Exercise goal> Transcribe the records that follow, preserving every word.

····················

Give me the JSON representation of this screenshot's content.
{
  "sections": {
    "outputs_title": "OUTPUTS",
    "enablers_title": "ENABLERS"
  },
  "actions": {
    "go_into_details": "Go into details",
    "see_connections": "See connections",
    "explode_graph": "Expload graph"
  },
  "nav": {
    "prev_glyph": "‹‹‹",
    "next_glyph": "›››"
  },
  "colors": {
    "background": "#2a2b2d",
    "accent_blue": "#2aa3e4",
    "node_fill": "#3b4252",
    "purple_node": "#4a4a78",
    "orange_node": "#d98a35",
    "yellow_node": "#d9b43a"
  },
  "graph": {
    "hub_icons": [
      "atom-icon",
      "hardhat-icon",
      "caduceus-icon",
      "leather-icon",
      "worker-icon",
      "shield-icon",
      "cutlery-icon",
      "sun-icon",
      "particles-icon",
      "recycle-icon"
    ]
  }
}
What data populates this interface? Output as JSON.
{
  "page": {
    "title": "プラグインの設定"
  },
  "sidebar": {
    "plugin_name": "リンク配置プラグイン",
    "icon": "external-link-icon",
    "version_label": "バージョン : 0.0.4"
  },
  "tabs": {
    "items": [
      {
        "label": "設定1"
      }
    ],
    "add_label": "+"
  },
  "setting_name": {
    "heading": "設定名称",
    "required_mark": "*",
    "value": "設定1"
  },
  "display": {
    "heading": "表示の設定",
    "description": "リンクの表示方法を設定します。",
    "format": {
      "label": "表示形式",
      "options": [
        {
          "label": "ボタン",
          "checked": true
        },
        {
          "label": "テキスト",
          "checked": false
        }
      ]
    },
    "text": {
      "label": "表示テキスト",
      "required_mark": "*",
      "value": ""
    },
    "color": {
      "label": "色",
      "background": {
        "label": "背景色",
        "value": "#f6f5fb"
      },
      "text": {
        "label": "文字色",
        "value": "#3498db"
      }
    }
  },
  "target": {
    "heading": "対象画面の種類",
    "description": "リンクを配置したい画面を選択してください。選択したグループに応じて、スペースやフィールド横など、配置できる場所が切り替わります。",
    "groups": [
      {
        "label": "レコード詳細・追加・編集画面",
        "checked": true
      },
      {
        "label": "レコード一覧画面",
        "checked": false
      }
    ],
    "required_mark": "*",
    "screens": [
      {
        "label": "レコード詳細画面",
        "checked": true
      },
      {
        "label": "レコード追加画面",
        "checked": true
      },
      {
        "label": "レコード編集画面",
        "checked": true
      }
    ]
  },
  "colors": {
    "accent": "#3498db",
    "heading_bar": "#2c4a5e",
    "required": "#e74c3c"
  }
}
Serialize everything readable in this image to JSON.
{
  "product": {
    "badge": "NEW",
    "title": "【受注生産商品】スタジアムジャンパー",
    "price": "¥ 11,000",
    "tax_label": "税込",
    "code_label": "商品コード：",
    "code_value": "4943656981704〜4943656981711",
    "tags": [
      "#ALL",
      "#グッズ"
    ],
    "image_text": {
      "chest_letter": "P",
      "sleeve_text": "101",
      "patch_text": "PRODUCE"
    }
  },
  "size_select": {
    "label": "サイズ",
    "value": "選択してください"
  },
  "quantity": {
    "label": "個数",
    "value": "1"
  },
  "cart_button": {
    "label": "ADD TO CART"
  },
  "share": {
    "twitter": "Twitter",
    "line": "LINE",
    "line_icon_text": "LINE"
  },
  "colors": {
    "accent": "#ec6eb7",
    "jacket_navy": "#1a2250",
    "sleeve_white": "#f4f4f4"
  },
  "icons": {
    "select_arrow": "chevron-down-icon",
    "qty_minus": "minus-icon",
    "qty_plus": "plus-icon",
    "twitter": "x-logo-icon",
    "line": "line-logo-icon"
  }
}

····················

Worked answer>
Give me the JSON representation of this screenshot's content.
{
  "sections": {
    "outputs_title": "OUTPUTS",
    "enablers_title": "ENABLERS"
  },
  "actions": {
    "go_into_details": "Go into details",
    "see_connections": "See connections",
    "explode_graph": "Expload graph"
  },
  "nav": {
    "prev_glyph": "‹‹‹",
    "next_glyph": "›››"
  },
  "colors": {
    "background": "#2a2b2d",
    "accent_blue": "#2aa3e4",
    "node_fill": "#3b4252",
    "purple_node": "#4a4a78",
    "orange_node": "#d98a35",
    "yellow_node": "#d9b43a"
  },
  "graph": {
    "hub_icons": [
      "atom-icon",
      "hardhat-icon",
      "caduceus-icon",
      "leather-icon",
      "worker-icon",
      "shield-icon",
      "cutlery-icon",
      "sun-icon",
      "particles-icon",
      "recycle-icon"
    ]
  }
}
What data populates this interface? Output as JSON.
{
  "page": {
    "title": "プラグインの設定"
  },
  "sidebar": {
    "plugin_name": "リンク配置プラグイン",
    "icon": "external-link-icon",
    "version_label": "バージョン : 0.0.4"
  },
  "tabs": {
    "items": [
      {
        "label": "設定1"
      }
    ],
    "add_label": "+"
  },
  "setting_name": {
    "heading": "設定名称",
    "required_mark": "*",
    "value": "設定1"
  },
  "display": {
    "heading": "表示の設定",
    "description": "リンクの表示方法を設定します。",
    "format": {
      "label": "表示形式",
      "options": [
        {
          "label": "ボタン",
          "checked": true
        },
        {
          "label": "テキスト",
          "checked": false
        }
      ]
    },
    "text": {
      "label": "表示テキスト",
      "required_mark": "*",
      "value": ""
    },
    "color": {
      "label": "色",
      "background": {
        "label": "背景色",
        "value": "#f6f5fb"
      },
      "text": {
        "label": "文字色",
        "value": "#3498db"
      }
    }
  },
  "target": {
    "heading": "対象画面の種類",
    "description": "リンクを配置したい画面を選択してください。選択したグループに応じて、スペースやフィールド横など、配置できる場所が切り替わります。",
    "groups": [
      {
        "label": "レコード詳細・追加・編集画面",
        "checked": true
      },
      {
        "label": "レコード一覧画面",
        "checked": false
      }
    ],
    "required_mark": "*",
    "screens": [
      {
        "label": "レコード詳細画面",
        "checked": true
      },
      {
        "label": "レコード追加画面",
        "checked": true
      },
      {
        "label": "レコード編集画面",
        "checked": true
      }
    ]
  },
  "colors": {
    "accent": "#3498db",
    "heading_bar": "#2c4a5e",
    "required": "#e74c3c"
  }
}
Serialize everything readable in this image to JSON.
{
  "product": {
    "badge": "NEW",
    "title": "【受注生産商品】スタジアムジャンパー",
    "price": "¥ 11,000",
    "tax_label": "税込",
    "code_label": "商品コード：",
    "code_value": "4943656981704〜4943656981711",
    "tags": [
      "#ALL",
      "#グッズ"
    ],
    "image_text": {
      "chest_letter": "P",
      "sleeve_text": "101",
      "patch_text": "PRODUCE"
    }
  },
  "size_select": {
    "label": "サイズ",
    "value": "選択してください"
  },
  "quantity": {
    "label": "個数",
    "value": "1"
  },
  "cart_button": {
    "label": "ADD TO CART"
  },
  "share": {
    "twitter": "Twitter",
    "line": "LINE",
    "line_icon_text": "LINE"
  },
  "colors": {
    "accent": "#ec6eb7",
    "jacket_navy": "#1a2250",
    "sleeve_white": "#f4f4f4"
  },
  "icons": {
    "select_arrow": "chevron-down-icon",
    "qty_minus": "minus-icon",
    "qty_plus": "plus-icon",
    "twitter": "x-logo-icon",
    "line": "line-logo-icon"
  }
}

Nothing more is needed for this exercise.